Start

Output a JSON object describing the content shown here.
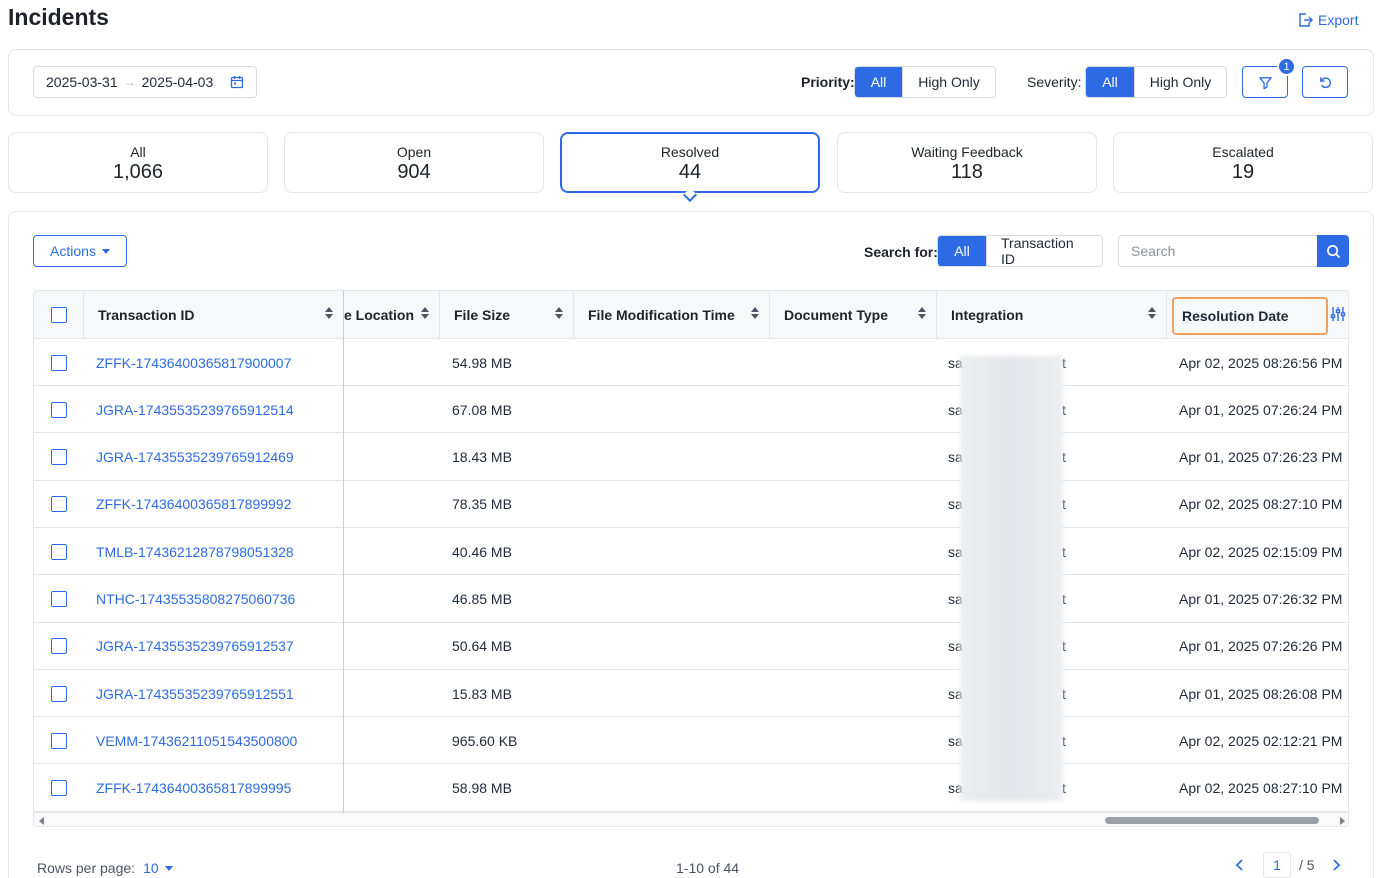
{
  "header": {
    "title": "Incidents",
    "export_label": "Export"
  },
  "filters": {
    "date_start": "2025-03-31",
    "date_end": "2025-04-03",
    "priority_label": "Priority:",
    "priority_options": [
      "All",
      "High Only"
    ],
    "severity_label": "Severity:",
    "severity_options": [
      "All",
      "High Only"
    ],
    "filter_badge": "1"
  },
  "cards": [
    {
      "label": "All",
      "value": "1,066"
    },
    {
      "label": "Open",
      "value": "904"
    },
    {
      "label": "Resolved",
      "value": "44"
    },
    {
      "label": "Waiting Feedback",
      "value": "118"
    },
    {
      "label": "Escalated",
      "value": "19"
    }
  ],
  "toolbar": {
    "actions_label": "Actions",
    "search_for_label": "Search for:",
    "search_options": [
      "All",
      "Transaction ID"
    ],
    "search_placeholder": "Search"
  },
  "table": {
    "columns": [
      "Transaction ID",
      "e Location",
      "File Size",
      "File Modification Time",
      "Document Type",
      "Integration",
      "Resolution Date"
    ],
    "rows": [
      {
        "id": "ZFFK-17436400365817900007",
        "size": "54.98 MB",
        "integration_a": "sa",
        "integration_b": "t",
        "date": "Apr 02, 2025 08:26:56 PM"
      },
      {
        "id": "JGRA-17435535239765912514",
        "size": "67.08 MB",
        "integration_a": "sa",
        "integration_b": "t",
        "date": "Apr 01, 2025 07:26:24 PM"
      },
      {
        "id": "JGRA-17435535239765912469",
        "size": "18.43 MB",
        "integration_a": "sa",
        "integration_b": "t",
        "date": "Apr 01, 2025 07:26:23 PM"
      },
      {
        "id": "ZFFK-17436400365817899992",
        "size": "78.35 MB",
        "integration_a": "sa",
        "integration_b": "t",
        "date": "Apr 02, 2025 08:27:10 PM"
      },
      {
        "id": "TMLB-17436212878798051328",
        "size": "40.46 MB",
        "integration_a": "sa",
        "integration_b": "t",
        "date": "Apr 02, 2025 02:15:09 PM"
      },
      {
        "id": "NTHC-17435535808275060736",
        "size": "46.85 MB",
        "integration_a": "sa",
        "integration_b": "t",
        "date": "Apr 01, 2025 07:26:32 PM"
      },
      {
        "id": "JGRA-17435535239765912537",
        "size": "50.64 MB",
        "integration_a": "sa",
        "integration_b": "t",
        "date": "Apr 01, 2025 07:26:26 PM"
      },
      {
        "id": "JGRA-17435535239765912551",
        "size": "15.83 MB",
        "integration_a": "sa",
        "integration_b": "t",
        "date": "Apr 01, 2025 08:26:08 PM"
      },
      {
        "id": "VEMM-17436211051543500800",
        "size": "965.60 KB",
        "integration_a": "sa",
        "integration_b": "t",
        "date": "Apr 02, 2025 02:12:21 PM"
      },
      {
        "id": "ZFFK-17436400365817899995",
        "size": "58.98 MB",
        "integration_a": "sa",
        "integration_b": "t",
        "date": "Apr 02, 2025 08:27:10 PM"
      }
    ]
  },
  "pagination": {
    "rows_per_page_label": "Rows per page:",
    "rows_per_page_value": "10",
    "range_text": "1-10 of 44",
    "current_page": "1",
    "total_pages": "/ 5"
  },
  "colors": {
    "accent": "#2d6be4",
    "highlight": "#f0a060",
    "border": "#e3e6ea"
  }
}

End

SET EXERCISE: Each line that contains the string "JGRA" counts once; say how many there are and nothing else.

EXERCISE RESPONSE: 4